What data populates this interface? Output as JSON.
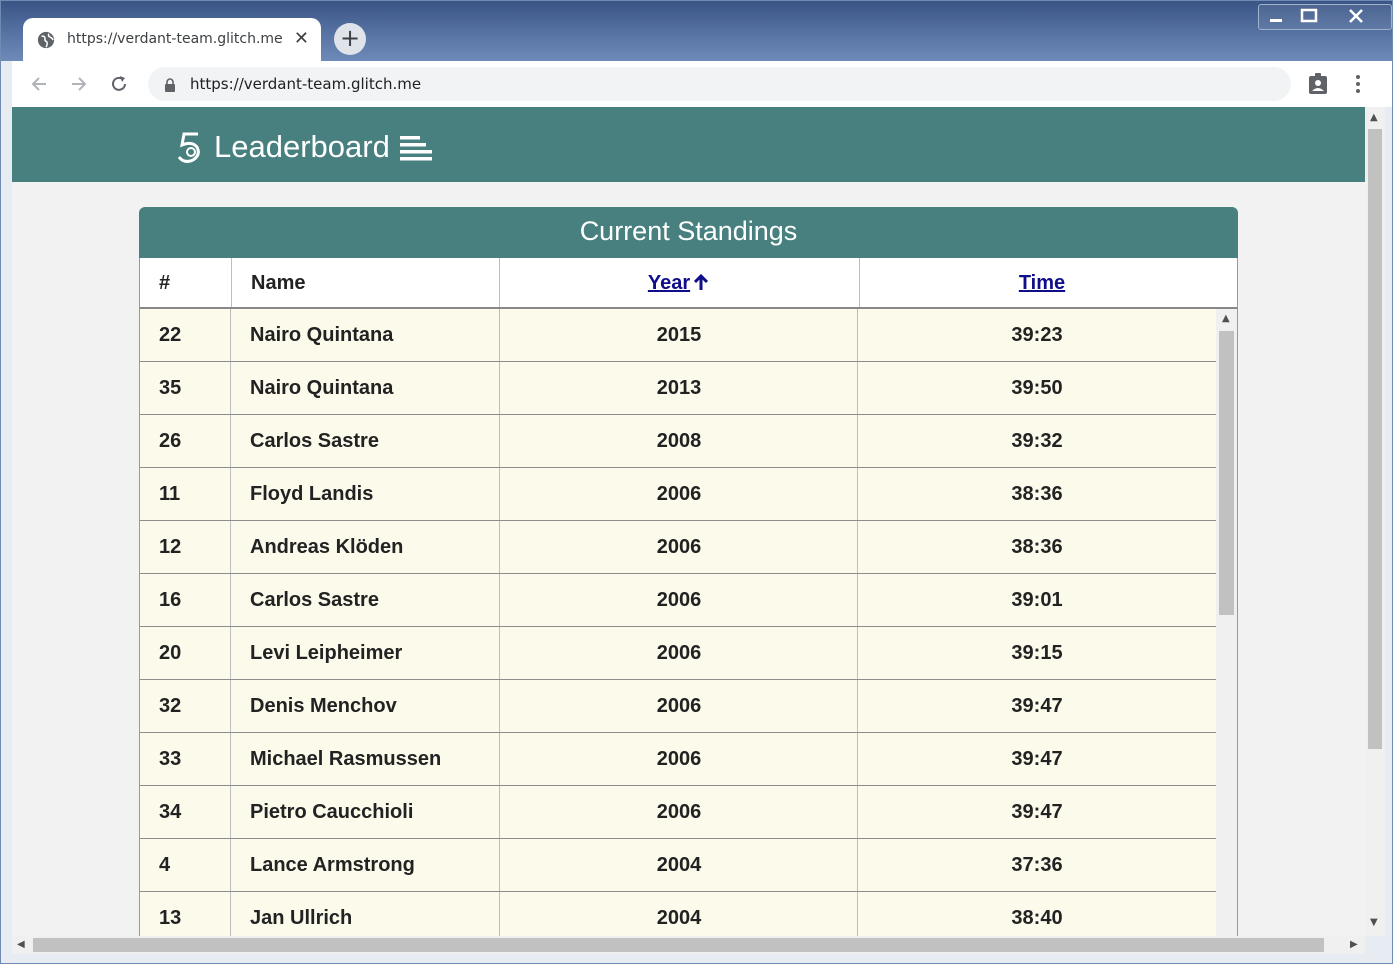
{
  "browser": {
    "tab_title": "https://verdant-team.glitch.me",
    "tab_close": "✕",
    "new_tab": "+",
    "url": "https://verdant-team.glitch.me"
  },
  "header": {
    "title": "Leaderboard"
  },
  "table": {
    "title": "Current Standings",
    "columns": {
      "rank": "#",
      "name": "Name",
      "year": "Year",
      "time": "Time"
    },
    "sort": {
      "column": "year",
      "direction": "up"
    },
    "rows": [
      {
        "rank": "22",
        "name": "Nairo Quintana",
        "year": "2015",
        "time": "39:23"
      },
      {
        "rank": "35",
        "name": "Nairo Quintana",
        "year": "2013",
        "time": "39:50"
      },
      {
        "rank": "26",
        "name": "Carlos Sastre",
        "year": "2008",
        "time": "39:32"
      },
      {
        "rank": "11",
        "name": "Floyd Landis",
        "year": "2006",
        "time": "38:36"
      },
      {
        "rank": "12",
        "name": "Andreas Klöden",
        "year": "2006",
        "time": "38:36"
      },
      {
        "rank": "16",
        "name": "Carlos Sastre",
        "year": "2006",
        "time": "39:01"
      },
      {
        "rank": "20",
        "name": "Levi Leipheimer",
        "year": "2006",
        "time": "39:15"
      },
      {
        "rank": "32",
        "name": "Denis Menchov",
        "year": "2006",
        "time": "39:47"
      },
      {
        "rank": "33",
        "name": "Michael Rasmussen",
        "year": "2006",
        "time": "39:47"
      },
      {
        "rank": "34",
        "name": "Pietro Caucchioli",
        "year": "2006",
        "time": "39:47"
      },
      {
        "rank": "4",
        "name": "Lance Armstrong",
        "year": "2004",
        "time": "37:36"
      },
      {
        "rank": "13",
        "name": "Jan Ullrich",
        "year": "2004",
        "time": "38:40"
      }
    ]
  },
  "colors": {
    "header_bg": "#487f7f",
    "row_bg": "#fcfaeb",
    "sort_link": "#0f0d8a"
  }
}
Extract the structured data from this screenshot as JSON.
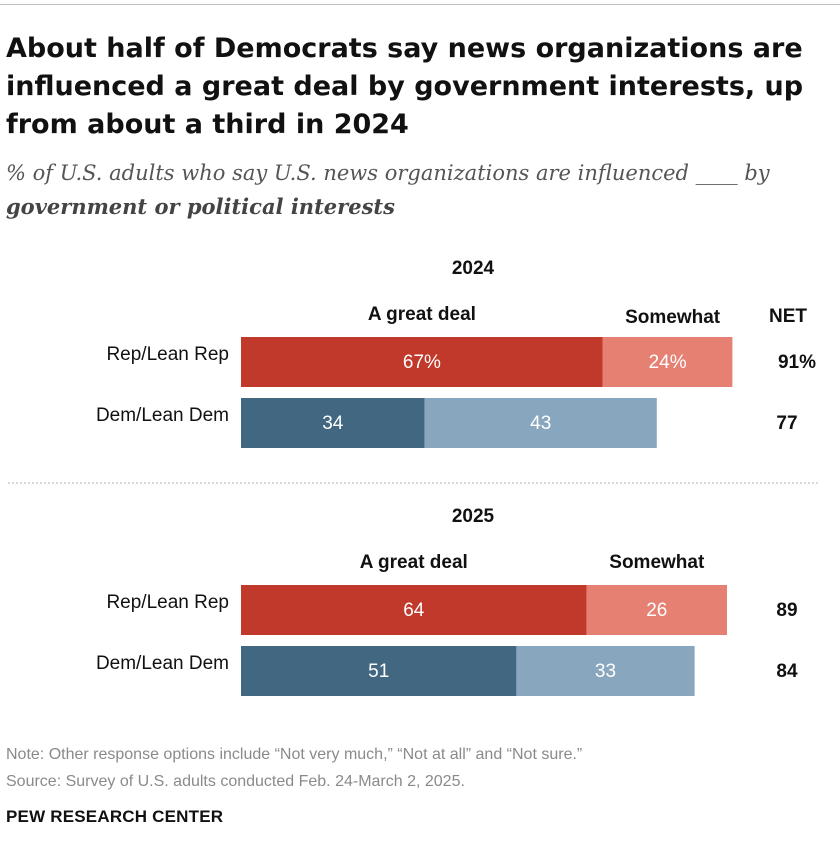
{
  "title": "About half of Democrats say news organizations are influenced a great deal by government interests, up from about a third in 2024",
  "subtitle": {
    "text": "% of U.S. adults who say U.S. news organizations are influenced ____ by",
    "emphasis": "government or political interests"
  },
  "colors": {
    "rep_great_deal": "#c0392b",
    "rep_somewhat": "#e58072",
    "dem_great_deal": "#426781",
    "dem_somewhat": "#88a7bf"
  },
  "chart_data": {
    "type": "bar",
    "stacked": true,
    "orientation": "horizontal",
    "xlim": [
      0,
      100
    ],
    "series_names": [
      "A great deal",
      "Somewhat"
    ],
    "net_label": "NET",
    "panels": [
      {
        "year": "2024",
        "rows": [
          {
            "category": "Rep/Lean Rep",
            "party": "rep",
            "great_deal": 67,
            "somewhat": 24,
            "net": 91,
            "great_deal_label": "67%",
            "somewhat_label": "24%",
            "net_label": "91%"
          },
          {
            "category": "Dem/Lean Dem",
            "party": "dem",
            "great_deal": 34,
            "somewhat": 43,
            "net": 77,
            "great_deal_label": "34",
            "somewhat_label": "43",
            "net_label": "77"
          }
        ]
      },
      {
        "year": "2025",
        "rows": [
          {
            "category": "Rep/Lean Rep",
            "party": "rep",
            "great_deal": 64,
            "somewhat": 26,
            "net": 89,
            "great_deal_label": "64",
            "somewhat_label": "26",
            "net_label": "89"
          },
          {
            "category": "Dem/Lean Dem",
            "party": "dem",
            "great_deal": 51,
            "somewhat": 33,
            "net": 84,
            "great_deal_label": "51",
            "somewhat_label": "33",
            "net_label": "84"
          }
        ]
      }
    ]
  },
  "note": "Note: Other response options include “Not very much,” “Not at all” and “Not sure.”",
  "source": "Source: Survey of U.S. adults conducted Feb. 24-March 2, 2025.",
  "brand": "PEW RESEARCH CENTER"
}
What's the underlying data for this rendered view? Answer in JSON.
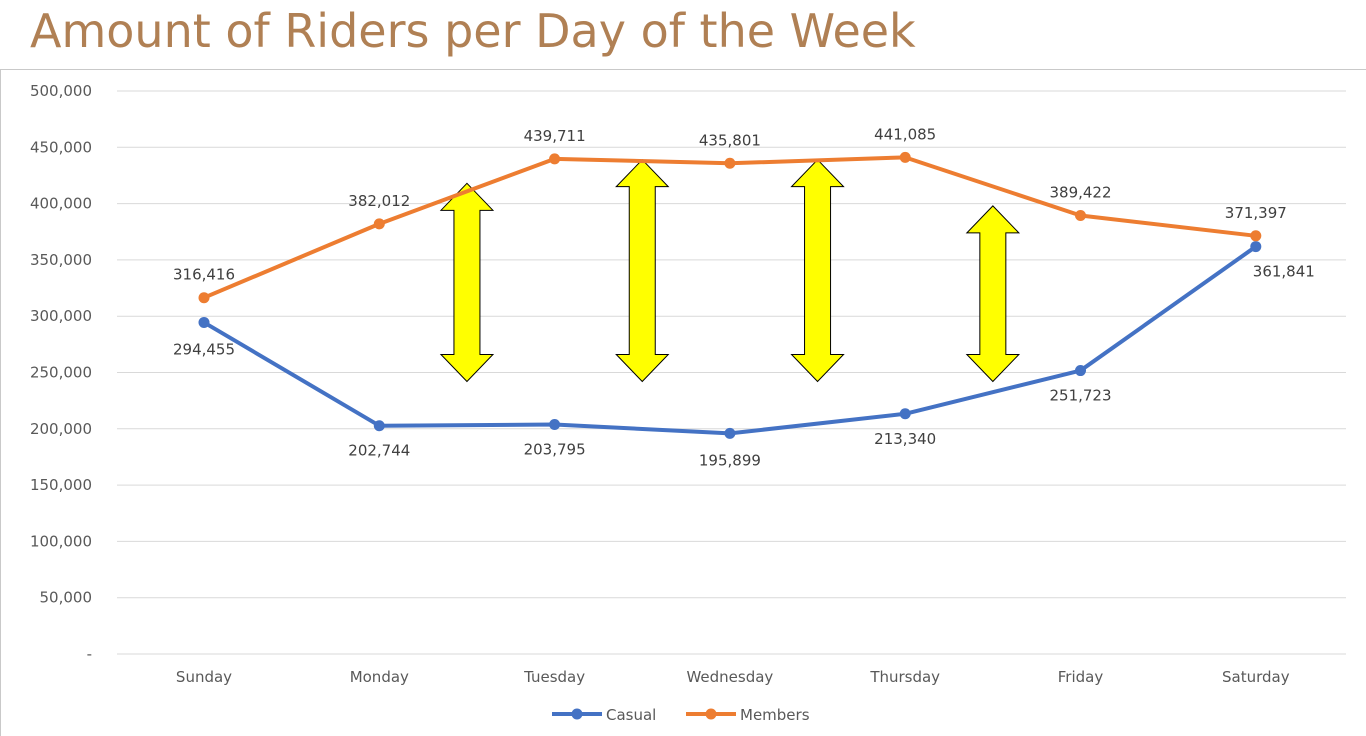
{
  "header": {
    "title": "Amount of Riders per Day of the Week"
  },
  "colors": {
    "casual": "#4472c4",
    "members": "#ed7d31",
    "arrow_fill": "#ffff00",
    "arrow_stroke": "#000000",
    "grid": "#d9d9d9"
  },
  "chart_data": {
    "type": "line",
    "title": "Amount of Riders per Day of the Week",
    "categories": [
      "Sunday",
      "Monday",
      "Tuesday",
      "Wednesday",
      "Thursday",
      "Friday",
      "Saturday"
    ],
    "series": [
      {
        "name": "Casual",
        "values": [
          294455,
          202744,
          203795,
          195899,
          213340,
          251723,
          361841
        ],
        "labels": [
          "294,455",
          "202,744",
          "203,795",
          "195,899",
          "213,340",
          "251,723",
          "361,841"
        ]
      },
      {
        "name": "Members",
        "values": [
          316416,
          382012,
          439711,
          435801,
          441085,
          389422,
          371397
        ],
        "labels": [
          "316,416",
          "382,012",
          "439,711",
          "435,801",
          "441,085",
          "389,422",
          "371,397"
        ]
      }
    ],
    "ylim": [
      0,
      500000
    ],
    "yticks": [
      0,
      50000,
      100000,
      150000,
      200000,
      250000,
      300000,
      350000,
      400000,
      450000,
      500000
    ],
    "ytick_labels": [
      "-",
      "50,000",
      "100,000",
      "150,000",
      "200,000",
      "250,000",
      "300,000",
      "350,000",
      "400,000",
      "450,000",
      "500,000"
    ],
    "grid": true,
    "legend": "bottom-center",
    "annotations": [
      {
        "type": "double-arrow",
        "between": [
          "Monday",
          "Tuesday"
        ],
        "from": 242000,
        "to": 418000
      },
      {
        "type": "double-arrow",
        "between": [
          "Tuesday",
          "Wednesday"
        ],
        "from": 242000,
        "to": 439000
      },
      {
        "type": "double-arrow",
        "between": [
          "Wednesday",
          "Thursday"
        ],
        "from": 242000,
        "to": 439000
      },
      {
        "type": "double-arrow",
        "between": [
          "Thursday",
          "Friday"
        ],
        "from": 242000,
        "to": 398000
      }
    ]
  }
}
---------------
Work instructions:
Leave out the pictures and give the listing above again exactly.

Final result:
What data populates this interface? Output as JSON.
{
  "browser": {
    "tab_title": "https://verdant-team.glitch.me",
    "tab_close": "✕",
    "new_tab": "+",
    "url": "https://verdant-team.glitch.me"
  },
  "header": {
    "title": "Leaderboard"
  },
  "table": {
    "title": "Current Standings",
    "columns": {
      "rank": "#",
      "name": "Name",
      "year": "Year",
      "time": "Time"
    },
    "sort": {
      "column": "year",
      "direction": "up"
    },
    "rows": [
      {
        "rank": "22",
        "name": "Nairo Quintana",
        "year": "2015",
        "time": "39:23"
      },
      {
        "rank": "35",
        "name": "Nairo Quintana",
        "year": "2013",
        "time": "39:50"
      },
      {
        "rank": "26",
        "name": "Carlos Sastre",
        "year": "2008",
        "time": "39:32"
      },
      {
        "rank": "11",
        "name": "Floyd Landis",
        "year": "2006",
        "time": "38:36"
      },
      {
        "rank": "12",
        "name": "Andreas Klöden",
        "year": "2006",
        "time": "38:36"
      },
      {
        "rank": "16",
        "name": "Carlos Sastre",
        "year": "2006",
        "time": "39:01"
      },
      {
        "rank": "20",
        "name": "Levi Leipheimer",
        "year": "2006",
        "time": "39:15"
      },
      {
        "rank": "32",
        "name": "Denis Menchov",
        "year": "2006",
        "time": "39:47"
      },
      {
        "rank": "33",
        "name": "Michael Rasmussen",
        "year": "2006",
        "time": "39:47"
      },
      {
        "rank": "34",
        "name": "Pietro Caucchioli",
        "year": "2006",
        "time": "39:47"
      },
      {
        "rank": "4",
        "name": "Lance Armstrong",
        "year": "2004",
        "time": "37:36"
      },
      {
        "rank": "13",
        "name": "Jan Ullrich",
        "year": "2004",
        "time": "38:40"
      }
    ]
  },
  "colors": {
    "header_bg": "#487f7f",
    "row_bg": "#fcfaeb",
    "sort_link": "#0f0d8a"
  }
}
Extract the structured data from this screenshot as JSON.
{
  "title": "About half of Democrats say news organizations are influenced a great deal by government interests, up from about a third in 2024",
  "subtitle": {
    "text": "% of U.S. adults who say U.S. news organizations are influenced ____ by",
    "emphasis": "government or political interests"
  },
  "colors": {
    "rep_great_deal": "#c0392b",
    "rep_somewhat": "#e58072",
    "dem_great_deal": "#426781",
    "dem_somewhat": "#88a7bf"
  },
  "chart_data": {
    "type": "bar",
    "stacked": true,
    "orientation": "horizontal",
    "xlim": [
      0,
      100
    ],
    "series_names": [
      "A great deal",
      "Somewhat"
    ],
    "net_label": "NET",
    "panels": [
      {
        "year": "2024",
        "rows": [
          {
            "category": "Rep/Lean Rep",
            "party": "rep",
            "great_deal": 67,
            "somewhat": 24,
            "net": 91,
            "great_deal_label": "67%",
            "somewhat_label": "24%",
            "net_label": "91%"
          },
          {
            "category": "Dem/Lean Dem",
            "party": "dem",
            "great_deal": 34,
            "somewhat": 43,
            "net": 77,
            "great_deal_label": "34",
            "somewhat_label": "43",
            "net_label": "77"
          }
        ]
      },
      {
        "year": "2025",
        "rows": [
          {
            "category": "Rep/Lean Rep",
            "party": "rep",
            "great_deal": 64,
            "somewhat": 26,
            "net": 89,
            "great_deal_label": "64",
            "somewhat_label": "26",
            "net_label": "89"
          },
          {
            "category": "Dem/Lean Dem",
            "party": "dem",
            "great_deal": 51,
            "somewhat": 33,
            "net": 84,
            "great_deal_label": "51",
            "somewhat_label": "33",
            "net_label": "84"
          }
        ]
      }
    ]
  },
  "note": "Note: Other response options include “Not very much,” “Not at all” and “Not sure.”",
  "source": "Source: Survey of U.S. adults conducted Feb. 24-March 2, 2025.",
  "brand": "PEW RESEARCH CENTER"
}
What's the underlying data for this rendered view? Answer in JSON.
{
  "header": {
    "title": "Amount of Riders per Day of the Week"
  },
  "colors": {
    "casual": "#4472c4",
    "members": "#ed7d31",
    "arrow_fill": "#ffff00",
    "arrow_stroke": "#000000",
    "grid": "#d9d9d9"
  },
  "chart_data": {
    "type": "line",
    "title": "Amount of Riders per Day of the Week",
    "categories": [
      "Sunday",
      "Monday",
      "Tuesday",
      "Wednesday",
      "Thursday",
      "Friday",
      "Saturday"
    ],
    "series": [
      {
        "name": "Casual",
        "values": [
          294455,
          202744,
          203795,
          195899,
          213340,
          251723,
          361841
        ],
        "labels": [
          "294,455",
          "202,744",
          "203,795",
          "195,899",
          "213,340",
          "251,723",
          "361,841"
        ]
      },
      {
        "name": "Members",
        "values": [
          316416,
          382012,
          439711,
          435801,
          441085,
          389422,
          371397
        ],
        "labels": [
          "316,416",
          "382,012",
          "439,711",
          "435,801",
          "441,085",
          "389,422",
          "371,397"
        ]
      }
    ],
    "ylim": [
      0,
      500000
    ],
    "yticks": [
      0,
      50000,
      100000,
      150000,
      200000,
      250000,
      300000,
      350000,
      400000,
      450000,
      500000
    ],
    "ytick_labels": [
      "-",
      "50,000",
      "100,000",
      "150,000",
      "200,000",
      "250,000",
      "300,000",
      "350,000",
      "400,000",
      "450,000",
      "500,000"
    ],
    "grid": true,
    "legend": "bottom-center",
    "annotations": [
      {
        "type": "double-arrow",
        "between": [
          "Monday",
          "Tuesday"
        ],
        "from": 242000,
        "to": 418000
      },
      {
        "type": "double-arrow",
        "between": [
          "Tuesday",
          "Wednesday"
        ],
        "from": 242000,
        "to": 439000
      },
      {
        "type": "double-arrow",
        "between": [
          "Wednesday",
          "Thursday"
        ],
        "from": 242000,
        "to": 439000
      },
      {
        "type": "double-arrow",
        "between": [
          "Thursday",
          "Friday"
        ],
        "from": 242000,
        "to": 398000
      }
    ]
  }
}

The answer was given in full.